── Available records
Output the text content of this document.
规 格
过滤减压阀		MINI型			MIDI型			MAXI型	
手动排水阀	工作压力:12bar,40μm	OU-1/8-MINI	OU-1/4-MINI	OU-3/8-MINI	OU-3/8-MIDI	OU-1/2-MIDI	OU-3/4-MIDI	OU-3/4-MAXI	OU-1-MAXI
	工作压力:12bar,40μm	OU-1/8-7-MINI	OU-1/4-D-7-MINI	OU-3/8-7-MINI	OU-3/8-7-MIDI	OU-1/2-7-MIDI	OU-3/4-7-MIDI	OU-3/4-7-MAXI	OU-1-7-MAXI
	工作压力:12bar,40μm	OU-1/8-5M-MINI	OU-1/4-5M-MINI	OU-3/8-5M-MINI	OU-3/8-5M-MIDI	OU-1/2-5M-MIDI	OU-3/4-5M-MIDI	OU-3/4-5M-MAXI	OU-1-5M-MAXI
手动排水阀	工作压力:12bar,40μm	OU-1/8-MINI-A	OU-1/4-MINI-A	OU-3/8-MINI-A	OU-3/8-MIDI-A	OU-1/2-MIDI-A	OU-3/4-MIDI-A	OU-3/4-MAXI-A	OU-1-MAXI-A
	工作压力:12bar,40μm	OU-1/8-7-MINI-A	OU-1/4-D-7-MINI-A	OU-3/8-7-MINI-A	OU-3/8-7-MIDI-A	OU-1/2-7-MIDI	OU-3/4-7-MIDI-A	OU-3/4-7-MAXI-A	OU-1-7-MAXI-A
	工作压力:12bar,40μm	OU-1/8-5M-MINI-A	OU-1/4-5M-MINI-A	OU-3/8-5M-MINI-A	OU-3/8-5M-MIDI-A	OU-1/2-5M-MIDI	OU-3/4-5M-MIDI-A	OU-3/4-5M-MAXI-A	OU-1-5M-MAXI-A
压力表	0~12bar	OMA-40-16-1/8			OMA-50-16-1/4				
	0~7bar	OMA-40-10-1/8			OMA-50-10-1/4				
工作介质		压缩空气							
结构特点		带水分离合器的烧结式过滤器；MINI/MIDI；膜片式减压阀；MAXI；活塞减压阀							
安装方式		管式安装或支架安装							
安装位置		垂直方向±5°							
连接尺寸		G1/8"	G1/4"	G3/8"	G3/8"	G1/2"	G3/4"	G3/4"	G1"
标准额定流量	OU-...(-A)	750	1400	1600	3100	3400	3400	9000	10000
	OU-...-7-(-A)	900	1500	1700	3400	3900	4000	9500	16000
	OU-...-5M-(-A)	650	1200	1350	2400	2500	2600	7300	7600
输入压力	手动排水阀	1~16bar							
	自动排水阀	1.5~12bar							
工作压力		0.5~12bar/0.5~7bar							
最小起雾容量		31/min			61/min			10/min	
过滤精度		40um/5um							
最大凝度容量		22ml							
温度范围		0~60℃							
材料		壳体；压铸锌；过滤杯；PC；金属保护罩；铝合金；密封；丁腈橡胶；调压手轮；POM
────
▶ Given problem: Transcribe the full listing above without leaving anything out.

▶ Response:
Output the text content of this document.
规 格
过滤减压阀		MINI型			MIDI型			MAXI型	
手动排水阀	工作压力:12bar,40μm	OU-1/8-MINI	OU-1/4-MINI	OU-3/8-MINI	OU-3/8-MIDI	OU-1/2-MIDI	OU-3/4-MIDI	OU-3/4-MAXI	OU-1-MAXI
	工作压力:12bar,40μm	OU-1/8-7-MINI	OU-1/4-D-7-MINI	OU-3/8-7-MINI	OU-3/8-7-MIDI	OU-1/2-7-MIDI	OU-3/4-7-MIDI	OU-3/4-7-MAXI	OU-1-7-MAXI
	工作压力:12bar,40μm	OU-1/8-5M-MINI	OU-1/4-5M-MINI	OU-3/8-5M-MINI	OU-3/8-5M-MIDI	OU-1/2-5M-MIDI	OU-3/4-5M-MIDI	OU-3/4-5M-MAXI	OU-1-5M-MAXI
手动排水阀	工作压力:12bar,40μm	OU-1/8-MINI-A	OU-1/4-MINI-A	OU-3/8-MINI-A	OU-3/8-MIDI-A	OU-1/2-MIDI-A	OU-3/4-MIDI-A	OU-3/4-MAXI-A	OU-1-MAXI-A
	工作压力:12bar,40μm	OU-1/8-7-MINI-A	OU-1/4-D-7-MINI-A	OU-3/8-7-MINI-A	OU-3/8-7-MIDI-A	OU-1/2-7-MIDI	OU-3/4-7-MIDI-A	OU-3/4-7-MAXI-A	OU-1-7-MAXI-A
	工作压力:12bar,40μm	OU-1/8-5M-MINI-A	OU-1/4-5M-MINI-A	OU-3/8-5M-MINI-A	OU-3/8-5M-MIDI-A	OU-1/2-5M-MIDI	OU-3/4-5M-MIDI-A	OU-3/4-5M-MAXI-A	OU-1-5M-MAXI-A
压力表	0~12bar	OMA-40-16-1/8			OMA-50-16-1/4				
	0~7bar	OMA-40-10-1/8			OMA-50-10-1/4				
工作介质		压缩空气							
结构特点		带水分离合器的烧结式过滤器；MINI/MIDI；膜片式减压阀；MAXI；活塞减压阀							
安装方式		管式安装或支架安装							
安装位置		垂直方向±5°							
连接尺寸		G1/8"	G1/4"	G3/8"	G3/8"	G1/2"	G3/4"	G3/4"	G1"
标准额定流量	OU-...(-A)	750	1400	1600	3100	3400	3400	9000	10000
	OU-...-7-(-A)	900	1500	1700	3400	3900	4000	9500	16000
	OU-...-5M-(-A)	650	1200	1350	2400	2500	2600	7300	7600
输入压力	手动排水阀	1~16bar							
	自动排水阀	1.5~12bar							
工作压力		0.5~12bar/0.5~7bar							
最小起雾容量		31/min			61/min			10/min	
过滤精度		40um/5um							
最大凝度容量		22ml							
温度范围		0~60℃							
材料		壳体；压铸锌；过滤杯；PC；金属保护罩；铝合金；密封；丁腈橡胶；调压手轮；POM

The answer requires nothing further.